* CONSIGNE:
Mettez à jour les entrées depuis le début jusqu'à la ligne contenant "folder-icon[interactable] (752, 930, 778, 946)", celle-ci comprise. Remplacez "file-icon" par "document-icon" et recopiez tout le reste sans aucune modification.
***** ENTRÉES DE L'EXERCICE *****
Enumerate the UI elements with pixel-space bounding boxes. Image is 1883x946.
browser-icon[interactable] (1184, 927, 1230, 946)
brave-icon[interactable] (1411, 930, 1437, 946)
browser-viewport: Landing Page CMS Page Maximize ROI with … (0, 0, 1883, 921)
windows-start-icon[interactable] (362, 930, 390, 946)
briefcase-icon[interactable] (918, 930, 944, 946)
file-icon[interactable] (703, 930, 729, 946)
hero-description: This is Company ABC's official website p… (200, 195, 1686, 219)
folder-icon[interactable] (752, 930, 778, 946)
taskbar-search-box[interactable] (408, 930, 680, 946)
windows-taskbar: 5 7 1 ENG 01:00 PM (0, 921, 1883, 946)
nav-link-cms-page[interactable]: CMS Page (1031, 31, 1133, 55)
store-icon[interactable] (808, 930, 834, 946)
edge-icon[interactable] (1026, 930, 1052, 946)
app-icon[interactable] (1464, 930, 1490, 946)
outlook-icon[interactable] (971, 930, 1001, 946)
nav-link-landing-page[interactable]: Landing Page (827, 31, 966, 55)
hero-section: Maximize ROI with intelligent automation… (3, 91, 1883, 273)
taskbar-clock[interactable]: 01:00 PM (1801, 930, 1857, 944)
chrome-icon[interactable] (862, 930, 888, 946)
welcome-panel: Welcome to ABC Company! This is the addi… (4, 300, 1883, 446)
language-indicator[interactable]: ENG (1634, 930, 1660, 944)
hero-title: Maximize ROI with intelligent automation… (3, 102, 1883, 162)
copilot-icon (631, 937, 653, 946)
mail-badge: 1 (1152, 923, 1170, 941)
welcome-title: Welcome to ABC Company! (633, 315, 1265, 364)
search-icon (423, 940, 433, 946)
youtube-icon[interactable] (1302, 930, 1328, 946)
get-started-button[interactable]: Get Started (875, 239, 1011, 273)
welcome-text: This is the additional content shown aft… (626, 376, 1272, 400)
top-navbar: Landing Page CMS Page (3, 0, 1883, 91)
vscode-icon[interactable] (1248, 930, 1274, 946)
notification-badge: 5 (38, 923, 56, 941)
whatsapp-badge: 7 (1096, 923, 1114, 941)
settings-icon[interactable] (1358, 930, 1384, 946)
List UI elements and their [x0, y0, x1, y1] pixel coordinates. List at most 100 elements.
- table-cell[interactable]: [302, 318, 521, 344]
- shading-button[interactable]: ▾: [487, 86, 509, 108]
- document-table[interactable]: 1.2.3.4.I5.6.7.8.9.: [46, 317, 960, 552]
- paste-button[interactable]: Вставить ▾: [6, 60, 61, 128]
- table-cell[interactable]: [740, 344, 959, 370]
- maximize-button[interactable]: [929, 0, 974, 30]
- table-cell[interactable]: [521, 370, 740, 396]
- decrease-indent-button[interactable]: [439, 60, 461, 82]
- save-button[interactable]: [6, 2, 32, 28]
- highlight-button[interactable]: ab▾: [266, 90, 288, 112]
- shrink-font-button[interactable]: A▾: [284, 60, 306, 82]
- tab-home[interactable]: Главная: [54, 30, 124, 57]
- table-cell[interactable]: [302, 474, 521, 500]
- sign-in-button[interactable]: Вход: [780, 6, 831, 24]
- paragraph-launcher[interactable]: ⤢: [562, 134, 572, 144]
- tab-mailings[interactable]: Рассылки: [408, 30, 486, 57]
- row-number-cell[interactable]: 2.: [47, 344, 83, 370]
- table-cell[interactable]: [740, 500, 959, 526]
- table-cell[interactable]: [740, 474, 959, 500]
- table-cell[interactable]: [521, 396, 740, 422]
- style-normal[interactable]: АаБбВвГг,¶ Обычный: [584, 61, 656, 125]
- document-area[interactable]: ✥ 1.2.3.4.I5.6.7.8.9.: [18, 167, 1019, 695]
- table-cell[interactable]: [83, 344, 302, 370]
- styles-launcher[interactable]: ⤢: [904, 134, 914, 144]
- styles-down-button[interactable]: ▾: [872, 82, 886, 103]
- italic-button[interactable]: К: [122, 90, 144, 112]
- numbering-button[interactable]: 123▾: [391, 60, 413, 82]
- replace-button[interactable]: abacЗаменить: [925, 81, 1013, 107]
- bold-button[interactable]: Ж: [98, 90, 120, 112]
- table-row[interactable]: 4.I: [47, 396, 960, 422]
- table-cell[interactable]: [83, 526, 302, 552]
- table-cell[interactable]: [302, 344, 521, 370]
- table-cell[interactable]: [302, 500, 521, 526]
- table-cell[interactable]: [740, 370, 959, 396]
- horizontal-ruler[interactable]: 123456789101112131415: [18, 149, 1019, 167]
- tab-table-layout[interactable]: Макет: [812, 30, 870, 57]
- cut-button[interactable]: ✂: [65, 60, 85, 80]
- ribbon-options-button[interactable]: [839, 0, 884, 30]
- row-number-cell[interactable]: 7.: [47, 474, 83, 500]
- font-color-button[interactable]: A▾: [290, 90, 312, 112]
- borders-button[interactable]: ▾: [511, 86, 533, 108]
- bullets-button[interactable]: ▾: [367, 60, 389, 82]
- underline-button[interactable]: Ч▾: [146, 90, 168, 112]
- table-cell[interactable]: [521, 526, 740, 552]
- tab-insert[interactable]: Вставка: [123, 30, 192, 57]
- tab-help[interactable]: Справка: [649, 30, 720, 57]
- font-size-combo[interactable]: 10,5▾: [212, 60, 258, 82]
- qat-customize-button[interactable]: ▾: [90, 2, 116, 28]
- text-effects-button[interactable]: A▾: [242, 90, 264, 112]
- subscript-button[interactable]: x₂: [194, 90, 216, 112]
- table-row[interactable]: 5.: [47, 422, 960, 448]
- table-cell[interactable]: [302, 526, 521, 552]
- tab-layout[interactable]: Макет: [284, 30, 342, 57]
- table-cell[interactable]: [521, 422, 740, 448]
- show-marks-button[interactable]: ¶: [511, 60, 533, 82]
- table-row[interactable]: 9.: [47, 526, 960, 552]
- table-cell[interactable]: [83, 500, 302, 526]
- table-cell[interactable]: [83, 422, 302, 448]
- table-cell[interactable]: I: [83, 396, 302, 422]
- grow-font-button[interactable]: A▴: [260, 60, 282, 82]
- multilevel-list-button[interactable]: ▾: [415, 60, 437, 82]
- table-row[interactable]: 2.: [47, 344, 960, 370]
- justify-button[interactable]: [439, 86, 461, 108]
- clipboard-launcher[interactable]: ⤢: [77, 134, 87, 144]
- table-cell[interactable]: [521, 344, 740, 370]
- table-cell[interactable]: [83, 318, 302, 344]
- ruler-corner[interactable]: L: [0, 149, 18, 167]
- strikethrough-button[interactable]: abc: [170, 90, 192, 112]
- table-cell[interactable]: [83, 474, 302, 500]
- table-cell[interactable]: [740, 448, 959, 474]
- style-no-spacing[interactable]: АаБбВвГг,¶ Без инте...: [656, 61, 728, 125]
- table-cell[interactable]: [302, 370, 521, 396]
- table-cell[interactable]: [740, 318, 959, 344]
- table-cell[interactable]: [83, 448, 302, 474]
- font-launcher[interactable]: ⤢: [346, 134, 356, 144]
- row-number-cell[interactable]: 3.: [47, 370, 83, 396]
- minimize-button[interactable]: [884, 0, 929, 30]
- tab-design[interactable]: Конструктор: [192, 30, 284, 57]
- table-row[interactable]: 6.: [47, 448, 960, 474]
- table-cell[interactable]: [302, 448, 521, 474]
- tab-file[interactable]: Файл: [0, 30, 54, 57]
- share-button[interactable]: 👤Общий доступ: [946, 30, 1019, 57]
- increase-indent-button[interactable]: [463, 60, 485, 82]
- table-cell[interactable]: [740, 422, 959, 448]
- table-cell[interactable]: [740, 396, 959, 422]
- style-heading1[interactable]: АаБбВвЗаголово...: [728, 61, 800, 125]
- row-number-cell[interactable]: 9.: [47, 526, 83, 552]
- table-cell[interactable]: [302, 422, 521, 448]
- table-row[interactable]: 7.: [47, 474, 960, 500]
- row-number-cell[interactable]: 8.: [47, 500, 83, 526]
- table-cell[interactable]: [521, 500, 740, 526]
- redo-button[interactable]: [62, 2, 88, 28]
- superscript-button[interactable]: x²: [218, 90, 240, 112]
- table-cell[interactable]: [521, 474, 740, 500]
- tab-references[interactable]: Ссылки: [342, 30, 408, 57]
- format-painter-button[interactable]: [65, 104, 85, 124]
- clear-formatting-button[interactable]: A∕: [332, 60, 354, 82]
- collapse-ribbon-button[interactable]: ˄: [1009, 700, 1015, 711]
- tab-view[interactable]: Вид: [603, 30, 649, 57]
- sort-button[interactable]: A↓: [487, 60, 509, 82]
*****
* RÉPONSE:
Enumerate the UI elements with pixel-space bounding boxes. Image is 1883x946.
browser-icon[interactable] (1184, 927, 1230, 946)
brave-icon[interactable] (1411, 930, 1437, 946)
browser-viewport: Landing Page CMS Page Maximize ROI with … (0, 0, 1883, 921)
windows-start-icon[interactable] (362, 930, 390, 946)
briefcase-icon[interactable] (918, 930, 944, 946)
document-icon[interactable] (703, 930, 729, 946)
hero-description: This is Company ABC's official website p… (200, 195, 1686, 219)
folder-icon[interactable] (752, 930, 778, 946)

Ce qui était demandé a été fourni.